WORK INSTRUCTIONS :: Transcribe the listing word for word.

##### SUPPLIED MATERIAL

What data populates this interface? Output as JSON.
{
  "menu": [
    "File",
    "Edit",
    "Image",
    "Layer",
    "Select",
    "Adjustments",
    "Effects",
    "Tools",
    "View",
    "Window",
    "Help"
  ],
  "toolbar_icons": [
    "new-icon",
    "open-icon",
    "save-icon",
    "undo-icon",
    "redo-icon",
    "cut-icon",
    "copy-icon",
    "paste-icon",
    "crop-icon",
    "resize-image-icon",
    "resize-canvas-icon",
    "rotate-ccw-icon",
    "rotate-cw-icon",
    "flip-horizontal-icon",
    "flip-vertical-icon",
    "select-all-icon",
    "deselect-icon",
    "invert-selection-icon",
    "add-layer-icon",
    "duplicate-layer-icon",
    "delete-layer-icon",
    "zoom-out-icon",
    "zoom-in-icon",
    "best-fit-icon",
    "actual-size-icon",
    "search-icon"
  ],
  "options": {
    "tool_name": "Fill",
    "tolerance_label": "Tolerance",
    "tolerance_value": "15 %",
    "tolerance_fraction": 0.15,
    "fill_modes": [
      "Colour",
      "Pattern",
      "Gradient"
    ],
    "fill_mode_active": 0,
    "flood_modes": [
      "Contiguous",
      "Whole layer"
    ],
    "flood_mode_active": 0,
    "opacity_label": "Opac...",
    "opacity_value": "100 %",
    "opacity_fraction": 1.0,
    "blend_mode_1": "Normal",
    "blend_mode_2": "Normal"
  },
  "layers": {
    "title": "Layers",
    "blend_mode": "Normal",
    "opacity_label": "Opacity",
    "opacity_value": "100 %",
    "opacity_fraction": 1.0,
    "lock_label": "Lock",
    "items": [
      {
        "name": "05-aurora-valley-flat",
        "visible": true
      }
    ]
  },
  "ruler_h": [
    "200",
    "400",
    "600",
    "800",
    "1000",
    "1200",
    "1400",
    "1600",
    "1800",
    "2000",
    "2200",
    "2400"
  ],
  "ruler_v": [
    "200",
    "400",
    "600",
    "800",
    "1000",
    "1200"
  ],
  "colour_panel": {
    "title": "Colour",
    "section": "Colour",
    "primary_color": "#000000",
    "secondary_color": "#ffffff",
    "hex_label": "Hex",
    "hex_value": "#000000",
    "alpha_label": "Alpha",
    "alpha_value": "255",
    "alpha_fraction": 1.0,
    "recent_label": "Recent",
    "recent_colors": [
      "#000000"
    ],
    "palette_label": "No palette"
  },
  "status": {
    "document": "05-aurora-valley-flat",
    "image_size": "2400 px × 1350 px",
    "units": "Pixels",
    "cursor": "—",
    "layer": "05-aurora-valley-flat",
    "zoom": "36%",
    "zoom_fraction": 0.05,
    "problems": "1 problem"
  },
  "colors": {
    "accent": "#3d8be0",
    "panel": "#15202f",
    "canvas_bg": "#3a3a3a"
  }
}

##########

RESULT FOR THIS TASK ::
What data populates this interface? Output as JSON.
{
  "menu": [
    "File",
    "Edit",
    "Image",
    "Layer",
    "Select",
    "Adjustments",
    "Effects",
    "Tools",
    "View",
    "Window",
    "Help"
  ],
  "toolbar_icons": [
    "new-icon",
    "open-icon",
    "save-icon",
    "undo-icon",
    "redo-icon",
    "cut-icon",
    "copy-icon",
    "paste-icon",
    "crop-icon",
    "resize-image-icon",
    "resize-canvas-icon",
    "rotate-ccw-icon",
    "rotate-cw-icon",
    "flip-horizontal-icon",
    "flip-vertical-icon",
    "select-all-icon",
    "deselect-icon",
    "invert-selection-icon",
    "add-layer-icon",
    "duplicate-layer-icon",
    "delete-layer-icon",
    "zoom-out-icon",
    "zoom-in-icon",
    "best-fit-icon",
    "actual-size-icon",
    "search-icon"
  ],
  "options": {
    "tool_name": "Fill",
    "tolerance_label": "Tolerance",
    "tolerance_value": "15 %",
    "tolerance_fraction": 0.15,
    "fill_modes": [
      "Colour",
      "Pattern",
      "Gradient"
    ],
    "fill_mode_active": 0,
    "flood_modes": [
      "Contiguous",
      "Whole layer"
    ],
    "flood_mode_active": 0,
    "opacity_label": "Opac...",
    "opacity_value": "100 %",
    "opacity_fraction": 1.0,
    "blend_mode_1": "Normal",
    "blend_mode_2": "Normal"
  },
  "layers": {
    "title": "Layers",
    "blend_mode": "Normal",
    "opacity_label": "Opacity",
    "opacity_value": "100 %",
    "opacity_fraction": 1.0,
    "lock_label": "Lock",
    "items": [
      {
        "name": "05-aurora-valley-flat",
        "visible": true
      }
    ]
  },
  "ruler_h": [
    "200",
    "400",
    "600",
    "800",
    "1000",
    "1200",
    "1400",
    "1600",
    "1800",
    "2000",
    "2200",
    "2400"
  ],
  "ruler_v": [
    "200",
    "400",
    "600",
    "800",
    "1000",
    "1200"
  ],
  "colour_panel": {
    "title": "Colour",
    "section": "Colour",
    "primary_color": "#000000",
    "secondary_color": "#ffffff",
    "hex_label": "Hex",
    "hex_value": "#000000",
    "alpha_label": "Alpha",
    "alpha_value": "255",
    "alpha_fraction": 1.0,
    "recent_label": "Recent",
    "recent_colors": [
      "#000000"
    ],
    "palette_label": "No palette"
  },
  "status": {
    "document": "05-aurora-valley-flat",
    "image_size": "2400 px × 1350 px",
    "units": "Pixels",
    "cursor": "—",
    "layer": "05-aurora-valley-flat",
    "zoom": "36%",
    "zoom_fraction": 0.05,
    "problems": "1 problem"
  },
  "colors": {
    "accent": "#3d8be0",
    "panel": "#15202f",
    "canvas_bg": "#3a3a3a"
  }
}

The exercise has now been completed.